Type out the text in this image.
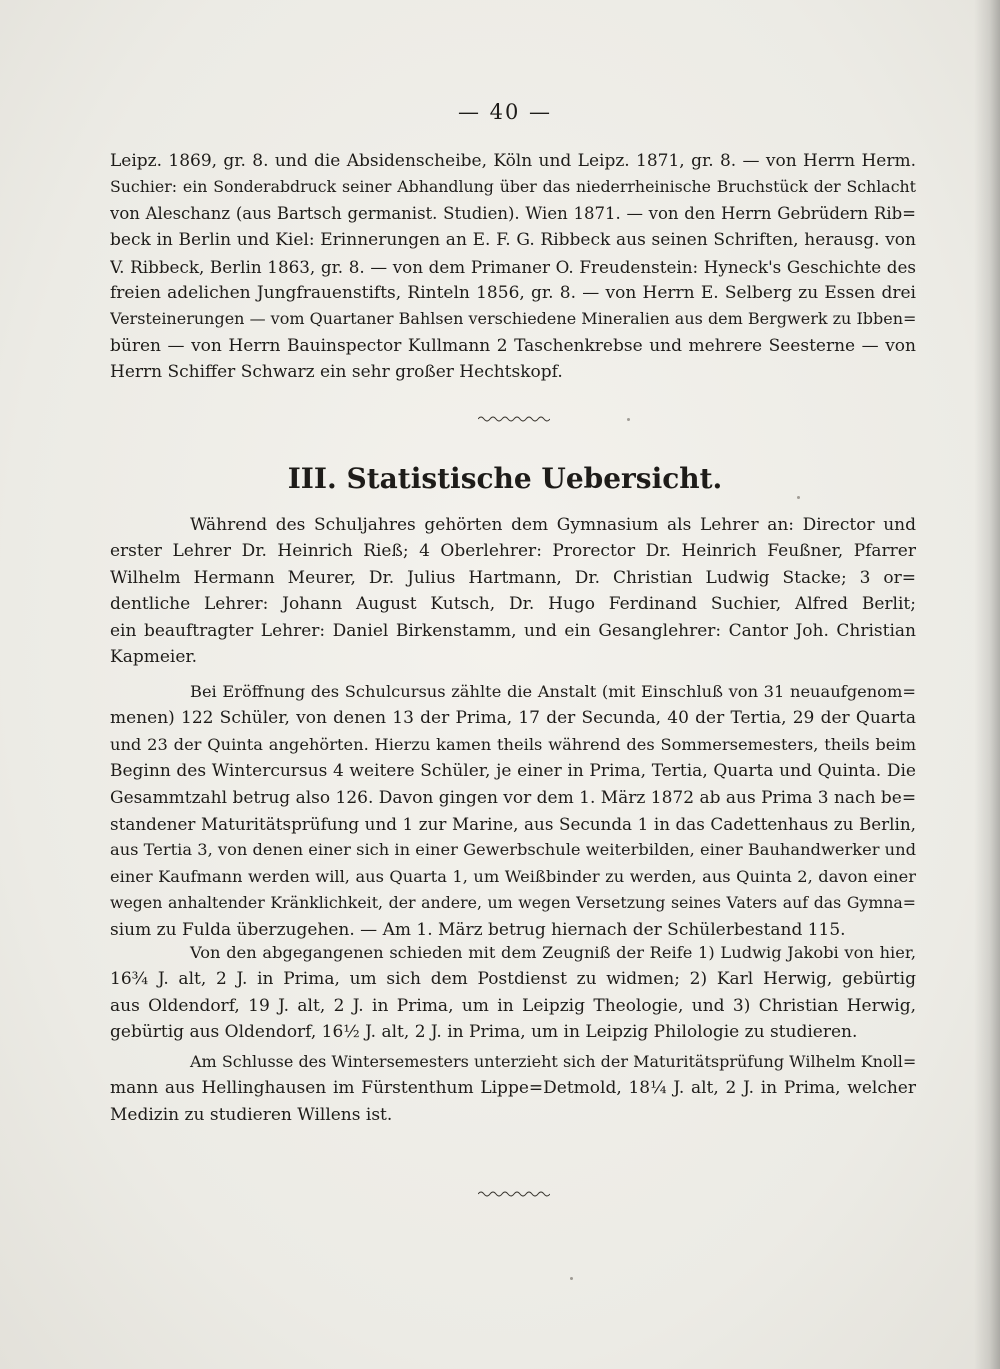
— 40 —
Leipz. 1869, gr. 8. und die Absidenscheibe, Köln und Leipz. 1871, gr. 8. — von Herrn Herm.
Suchier: ein Sonderabdruck seiner Abhandlung über das niederrheinische Bruchstück der Schlacht
von Aleschanz (aus Bartsch germanist. Studien). Wien 1871. — von den Herrn Gebrüdern Rib=
beck in Berlin und Kiel: Erinnerungen an E. F. G. Ribbeck aus seinen Schriften, herausg. von
V. Ribbeck, Berlin 1863, gr. 8. — von dem Primaner O. Freudenstein: Hyneck's Geschichte des
freien adelichen Jungfrauenstifts, Rinteln 1856, gr. 8. — von Herrn E. Selberg zu Essen drei
Versteinerungen — vom Quartaner Bahlsen verschiedene Mineralien aus dem Bergwerk zu Ibben=
büren — von Herrn Bauinspector Kullmann 2 Taschenkrebse und mehrere Seesterne — von
Herrn Schiffer Schwarz ein sehr großer Hechtskopf.
III. Statistische Uebersicht.
Während des Schuljahres gehörten dem Gymnasium als Lehrer an: Director und
erster Lehrer Dr. Heinrich Rieß; 4 Oberlehrer: Prorector Dr. Heinrich Feußner, Pfarrer
Wilhelm Hermann Meurer, Dr. Julius Hartmann, Dr. Christian Ludwig Stacke; 3 or=
dentliche Lehrer: Johann August Kutsch, Dr. Hugo Ferdinand Suchier, Alfred Berlit;
ein beauftragter Lehrer: Daniel Birkenstamm, und ein Gesanglehrer: Cantor Joh. Christian
Kapmeier.
Bei Eröffnung des Schulcursus zählte die Anstalt (mit Einschluß von 31 neuaufgenom=
menen) 122 Schüler, von denen 13 der Prima, 17 der Secunda, 40 der Tertia, 29 der Quarta
und 23 der Quinta angehörten. Hierzu kamen theils während des Sommersemesters, theils beim
Beginn des Wintercursus 4 weitere Schüler, je einer in Prima, Tertia, Quarta und Quinta. Die
Gesammtzahl betrug also 126. Davon gingen vor dem 1. März 1872 ab aus Prima 3 nach be=
standener Maturitätsprüfung und 1 zur Marine, aus Secunda 1 in das Cadettenhaus zu Berlin,
aus Tertia 3, von denen einer sich in einer Gewerbschule weiterbilden, einer Bauhandwerker und
einer Kaufmann werden will, aus Quarta 1, um Weißbinder zu werden, aus Quinta 2, davon einer
wegen anhaltender Kränklichkeit, der andere, um wegen Versetzung seines Vaters auf das Gymna=
sium zu Fulda überzugehen. — Am 1. März betrug hiernach der Schülerbestand 115.
Von den abgegangenen schieden mit dem Zeugniß der Reife 1) Ludwig Jakobi von hier,
16¾ J. alt, 2 J. in Prima, um sich dem Postdienst zu widmen; 2) Karl Herwig, gebürtig
aus Oldendorf, 19 J. alt, 2 J. in Prima, um in Leipzig Theologie, und 3) Christian Herwig,
gebürtig aus Oldendorf, 16½ J. alt, 2 J. in Prima, um in Leipzig Philologie zu studieren.
Am Schlusse des Wintersemesters unterzieht sich der Maturitätsprüfung Wilhelm Knoll=
mann aus Hellinghausen im Fürstenthum Lippe=Detmold, 18¼ J. alt, 2 J. in Prima, welcher
Medizin zu studieren Willens ist.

======

| To do |
Return a copy of every line in the records that includes the string "gebürtig".

| Answer to the problem |
16¾ J. alt, 2 J. in Prima, um sich dem Postdienst zu widmen; 2) Karl Herwig, gebürtig
gebürtig aus Oldendorf, 16½ J. alt, 2 J. in Prima, um in Leipzig Philologie zu studieren.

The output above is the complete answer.